_REQUIREMENT 1_.
In the franchise dispute text, how long has the writer worked as a litigator?
_REQUIREMENT 2_.
Echo the stretch of the franchise dispute text from "During this period, however, I" through "cause or another.", word for word.

_SELECTED TEXT_.
------------------------------
Franchisors make plenty of mistakes; however, their mistakes are always profitable. Franchisees should always cut their losses in a bad franchise model. However, it seems as though Dunkin' was simply a bad property manager that decided to profit from their franchisee's profitable stores.

For almost 50 years I have practiced as a litigator - for

whoever wanted to hire me. The equities of any dispute have never interested me. Only the victory mattered.

During this period, however, I have observed in almost every instance ways in which the disputants could have avoided the fight and the expense had they but used some good sense instead of being ego and contract rights driven. There is absolutely no difference between franchisees and franchisors in this reference. "I want what I want when I want it!" is a litigator's license to luxury. Angry mobs are the mercenaries' target market.

Now I am getting tired of the athletics of dispute resolution. I would like to use what I have learned in the struggles to show people how get to livability without bloodletting.

To be sure, none will "have his way". But all will prosper unless the business model has simply expired from one cause or another.

The notion that people should tear their hearts out until some market imposes market source discipline is, in my less than humble opinion, damn silly.

I suppose I shall have to  continue being a soldier in some campaign to "teach someone a lesson once and for all", but at my present age that does seem to get rather stupid - for everyone except me of course.

Dumb

‘The notion that people should tear their hearts out until some market imposes market source discipline is’ a very long wait.  And most get a little cranky when they eventually find out there time is up and long before anything changed.

Lousy due diligence before signing is one disaster in the making but not getting a thorough education and advice once a franchisee has signed into a rort leads to greater mistakes and a bigger disaster.  Feeling like an idiot is one thing but then proving it takes a whole lot of dumb.

Business Solutions

Richard writes: "Now I am getting tired of the athletics of dispute resolution. I would like to use what I have learned in the struggles to show people how get to livability without bloodletting."

What do you have in mind?

Funny you should ask that. About 12 years ago I received a

call from a dress designer and manufacturer in NYC who was being sued here in Texas under the Antitrust law (Sherman Act) for vertical price fixing and unlawful refusal to deal in pursuit of fighting Internet retailers who were price cutting. Every time some price cutter would set up a web site and offer discounts on his dresses, he would be inundated by threats to terminate their busness with him from those retailers who had brick and mortar stores and who had invested in the capital requirements for providing personal service. The Internet people were just selling the dresses at discounts and providing no service and having no investment in a store or its staff. The customers of the Internet discounters would go to the stores of the brick and mortar retailers and use them as a try on resource, then order the dress from the Internet discounter.

This was in the two year period just before the Leegin decision re vertical price fixing in luxury goods by the Supreme Court.

Anyway, this guy had been paying his NYC lawyers (who, it turned out, had never had an antitrust matter in their lives) $ 20,000 a month to try to learn about antitrust. Nothing was happening in his case.
------------------------------
_DATASET_.
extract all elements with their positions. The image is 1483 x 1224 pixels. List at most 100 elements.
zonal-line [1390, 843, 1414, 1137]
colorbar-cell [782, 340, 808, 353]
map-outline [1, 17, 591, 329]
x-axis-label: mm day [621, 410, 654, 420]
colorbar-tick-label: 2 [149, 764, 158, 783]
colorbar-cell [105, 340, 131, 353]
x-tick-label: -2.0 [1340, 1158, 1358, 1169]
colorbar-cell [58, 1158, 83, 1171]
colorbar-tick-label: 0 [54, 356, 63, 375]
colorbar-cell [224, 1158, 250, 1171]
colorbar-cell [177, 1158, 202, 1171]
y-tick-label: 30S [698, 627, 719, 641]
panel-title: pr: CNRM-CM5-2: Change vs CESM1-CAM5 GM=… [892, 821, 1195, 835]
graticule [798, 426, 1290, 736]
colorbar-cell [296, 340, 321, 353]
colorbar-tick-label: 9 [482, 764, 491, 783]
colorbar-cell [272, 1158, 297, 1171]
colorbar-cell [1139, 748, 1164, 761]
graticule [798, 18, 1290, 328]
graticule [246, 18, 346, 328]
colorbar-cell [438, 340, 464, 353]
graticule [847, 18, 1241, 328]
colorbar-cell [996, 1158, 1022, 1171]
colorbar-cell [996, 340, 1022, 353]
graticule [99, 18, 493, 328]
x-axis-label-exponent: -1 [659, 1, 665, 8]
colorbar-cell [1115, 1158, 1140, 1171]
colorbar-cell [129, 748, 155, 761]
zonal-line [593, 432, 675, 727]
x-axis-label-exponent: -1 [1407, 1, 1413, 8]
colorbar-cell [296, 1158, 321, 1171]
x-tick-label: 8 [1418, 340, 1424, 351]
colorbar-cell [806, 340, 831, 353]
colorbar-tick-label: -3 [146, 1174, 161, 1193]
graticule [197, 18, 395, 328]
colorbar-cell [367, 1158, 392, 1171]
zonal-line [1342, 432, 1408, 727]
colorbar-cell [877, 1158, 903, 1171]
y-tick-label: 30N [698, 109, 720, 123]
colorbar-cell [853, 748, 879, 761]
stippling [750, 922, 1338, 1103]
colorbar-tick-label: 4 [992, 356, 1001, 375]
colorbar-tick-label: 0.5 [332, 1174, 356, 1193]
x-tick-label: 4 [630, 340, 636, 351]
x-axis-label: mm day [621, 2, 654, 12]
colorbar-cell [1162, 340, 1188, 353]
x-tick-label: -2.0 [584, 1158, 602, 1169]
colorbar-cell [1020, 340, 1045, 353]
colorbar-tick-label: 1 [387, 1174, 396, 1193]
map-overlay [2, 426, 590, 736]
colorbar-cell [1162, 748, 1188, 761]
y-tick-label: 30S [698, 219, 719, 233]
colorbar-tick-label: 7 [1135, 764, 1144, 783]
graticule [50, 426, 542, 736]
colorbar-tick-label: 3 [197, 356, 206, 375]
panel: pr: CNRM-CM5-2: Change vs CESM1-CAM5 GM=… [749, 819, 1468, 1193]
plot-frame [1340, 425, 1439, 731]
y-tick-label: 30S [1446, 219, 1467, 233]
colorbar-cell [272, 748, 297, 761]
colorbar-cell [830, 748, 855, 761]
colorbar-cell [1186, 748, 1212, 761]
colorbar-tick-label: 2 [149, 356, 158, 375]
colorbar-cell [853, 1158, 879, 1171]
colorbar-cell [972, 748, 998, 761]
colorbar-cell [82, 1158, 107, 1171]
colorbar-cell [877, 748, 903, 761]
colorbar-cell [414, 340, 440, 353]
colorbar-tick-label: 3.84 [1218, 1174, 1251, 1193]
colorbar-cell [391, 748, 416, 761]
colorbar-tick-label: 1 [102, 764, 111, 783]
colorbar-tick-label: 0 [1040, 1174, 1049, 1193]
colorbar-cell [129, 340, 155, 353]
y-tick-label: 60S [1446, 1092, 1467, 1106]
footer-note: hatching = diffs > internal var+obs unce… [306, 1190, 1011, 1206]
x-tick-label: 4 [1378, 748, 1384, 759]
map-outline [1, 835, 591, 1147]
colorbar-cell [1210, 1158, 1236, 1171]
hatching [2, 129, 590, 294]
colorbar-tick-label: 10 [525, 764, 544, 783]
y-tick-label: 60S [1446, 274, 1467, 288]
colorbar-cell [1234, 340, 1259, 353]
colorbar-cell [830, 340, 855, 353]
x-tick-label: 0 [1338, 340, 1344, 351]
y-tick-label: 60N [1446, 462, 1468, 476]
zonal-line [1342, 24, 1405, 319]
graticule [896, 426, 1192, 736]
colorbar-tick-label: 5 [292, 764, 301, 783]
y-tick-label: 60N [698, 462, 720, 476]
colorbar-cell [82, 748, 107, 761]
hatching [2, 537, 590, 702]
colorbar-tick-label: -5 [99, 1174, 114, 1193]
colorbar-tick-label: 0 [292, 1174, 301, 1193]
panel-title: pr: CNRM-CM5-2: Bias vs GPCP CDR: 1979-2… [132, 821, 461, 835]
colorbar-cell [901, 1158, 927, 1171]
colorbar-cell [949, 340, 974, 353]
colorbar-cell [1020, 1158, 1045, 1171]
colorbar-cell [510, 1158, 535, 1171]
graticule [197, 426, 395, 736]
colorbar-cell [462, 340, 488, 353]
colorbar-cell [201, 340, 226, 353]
------------------------------
_FINAL ANSWER 1_.
Almost 50 years.

_FINAL ANSWER 2_.
During this period, however, I have observed in almost every instance ways in which the disputants could have avoided the fight and the expense had they but used some good sense instead of being ego and contract rights driven. There is absolutely no difference between franchisees and franchisors in this reference. "I want what I want when I want it!" is a litigator's license to luxury. Angry mobs are the mercenaries' target market.

Now I am getting tired of the athletics of dispute resolution. I would like to use what I have learned in the struggles to show people how get to livability without bloodletting.

To be sure, none will "have his way". But all will prosper unless the business model has simply expired from one cause or another.